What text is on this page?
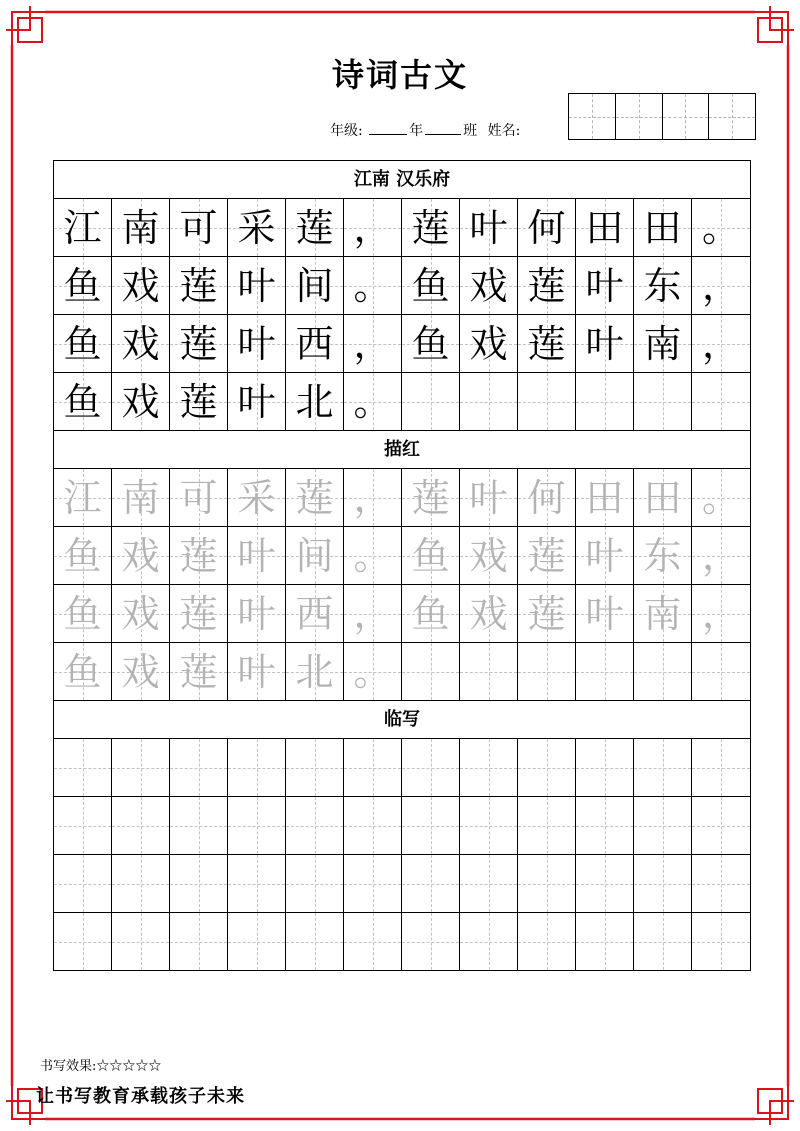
诗词古文
年级:	年	班 姓名:
江南 汉乐府
江 南 可 采 莲 ， 莲 叶 何 田 田 。
鱼 戏 莲 叶 间 。 鱼 戏 莲 叶 东 ，
鱼 戏 莲 叶 西 ， 鱼 戏 莲 叶 南 ，
鱼 戏 莲 叶 北 。
描红
江 南 可 采 莲 ， 莲 叶 何 田 田 。
鱼 戏 莲 叶 间 。 鱼 戏 莲 叶 东 ，
鱼 戏 莲 叶 西 ， 鱼 戏 莲 叶 南 ，
鱼 戏 莲 叶 北 。
临写
书写效果:☆☆☆☆☆
让书写教育承载孩子未来
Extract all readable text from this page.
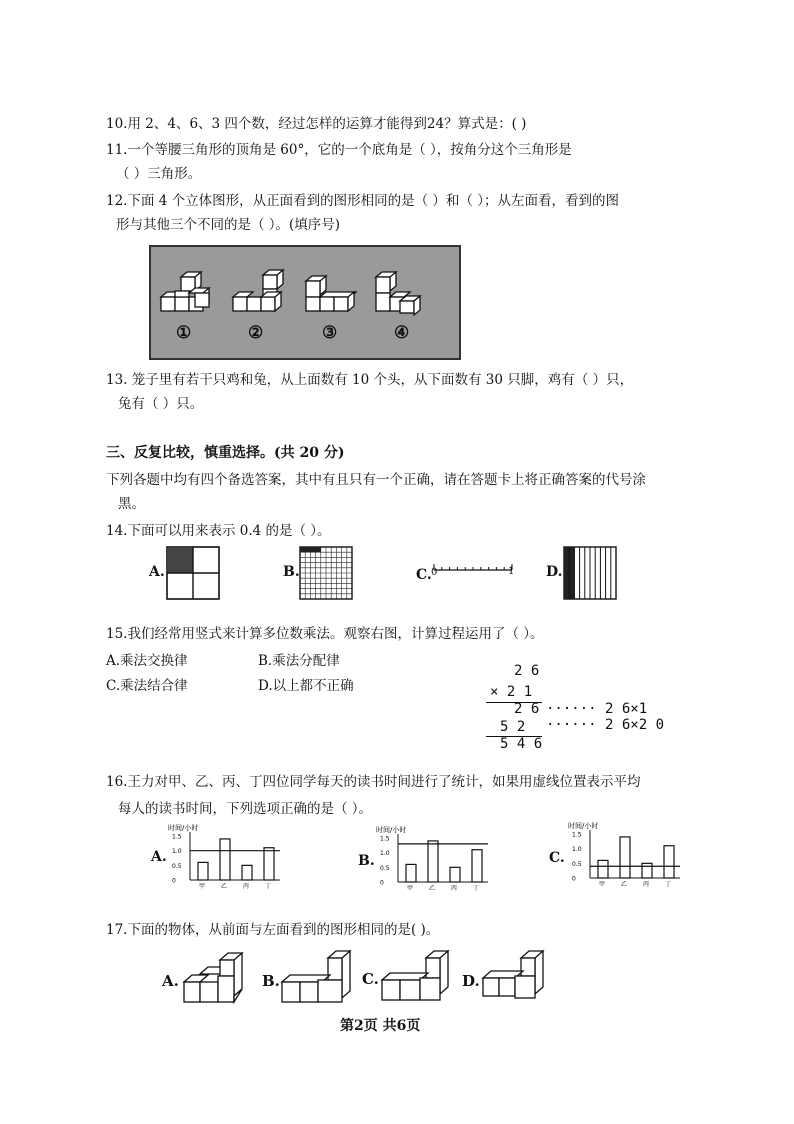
10.用 2、4、6、3 四个数，经过怎样的运算才能得到24？算式是：( )
11.一个等腰三角形的顶角是 60°，它的一个底角是（ ），按角分这个三角形是
（ ）三角形。
12.下面 4 个立体图形，从正面看到的图形相同的是（ ）和（ ）；从左面看，看到的图
形与其他三个不同的是（ ）。(填序号)
①	②	③	④
13. 笼子里有若干只鸡和兔，从上面数有 10 个头，从下面数有 30 只脚，鸡有（ ）只，
兔有（ ）只。
三、反复比较，慎重选择。(共 20 分)
下列各题中均有四个备选答案，其中有且只有一个正确，请在答题卡上将正确答案的代号涂
黑。
14.下面可以用来表示 0.4 的是（ ）。
A.	B.	C. 0	1 D.
15.我们经常用竖式来计算多位数乘法。观察右图，计算过程运用了（ ）。
A.乘法交换律	B.乘法分配律
C.乘法结合律	D.以上都不正确
2 6
× 2 1
2 6 ······ 2 6×1
5 2 ······ 2 6×2 0
5 4 6
16.王力对甲、乙、丙、丁四位同学每天的读书时间进行了统计，如果用虚线位置表示平均
每人的读书时间，下列选项正确的是（ ）。
A.
时间/小时
1.5
1.0
0.5
0
甲	乙	丙	丁
B.
时间/小时
1.5
1.0
0.5
0
甲	乙	丙	丁
C.
时间/小时
1.5
1.0
0.5
0
甲	乙	丙	丁
17.下面的物体，从前面与左面看到的图形相同的是( )。
A.	B.	C.	D.
第2页 共6页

::::::

Your instructions: Print all entries exactly. The images do not belong in the copy.

Exercise output:
What text is on this page?
诗词古文
年级:	年	班 姓名:
江南 汉乐府
江 南 可 采 莲 ， 莲 叶 何 田 田 。
鱼 戏 莲 叶 间 。 鱼 戏 莲 叶 东 ，
鱼 戏 莲 叶 西 ， 鱼 戏 莲 叶 南 ，
鱼 戏 莲 叶 北 。
描红
江 南 可 采 莲 ， 莲 叶 何 田 田 。
鱼 戏 莲 叶 间 。 鱼 戏 莲 叶 东 ，
鱼 戏 莲 叶 西 ， 鱼 戏 莲 叶 南 ，
鱼 戏 莲 叶 北 。
临写
书写效果:☆☆☆☆☆
让书写教育承载孩子未来
Extract all readable text from this page.
10.用 2、4、6、3 四个数，经过怎样的运算才能得到24？算式是：( )
11.一个等腰三角形的顶角是 60°，它的一个底角是（ ），按角分这个三角形是
（ ）三角形。
12.下面 4 个立体图形，从正面看到的图形相同的是（ ）和（ ）；从左面看，看到的图
形与其他三个不同的是（ ）。(填序号)
①	②	③	④
13. 笼子里有若干只鸡和兔，从上面数有 10 个头，从下面数有 30 只脚，鸡有（ ）只，
兔有（ ）只。
三、反复比较，慎重选择。(共 20 分)
下列各题中均有四个备选答案，其中有且只有一个正确，请在答题卡上将正确答案的代号涂
黑。
14.下面可以用来表示 0.4 的是（ ）。
A.	B.	C. 0	1 D.
15.我们经常用竖式来计算多位数乘法。观察右图，计算过程运用了（ ）。
A.乘法交换律	B.乘法分配律
C.乘法结合律	D.以上都不正确
2 6
× 2 1
2 6 ······ 2 6×1
5 2 ······ 2 6×2 0
5 4 6
16.王力对甲、乙、丙、丁四位同学每天的读书时间进行了统计，如果用虚线位置表示平均
每人的读书时间，下列选项正确的是（ ）。
A.
时间/小时
1.5
1.0
0.5
0
甲	乙	丙	丁
B.
时间/小时
1.5
1.0
0.5
0
甲	乙	丙	丁
C.
时间/小时
1.5
1.0
0.5
0
甲	乙	丙	丁
17.下面的物体，从前面与左面看到的图形相同的是( )。
A.	B.	C.	D.
第2页 共6页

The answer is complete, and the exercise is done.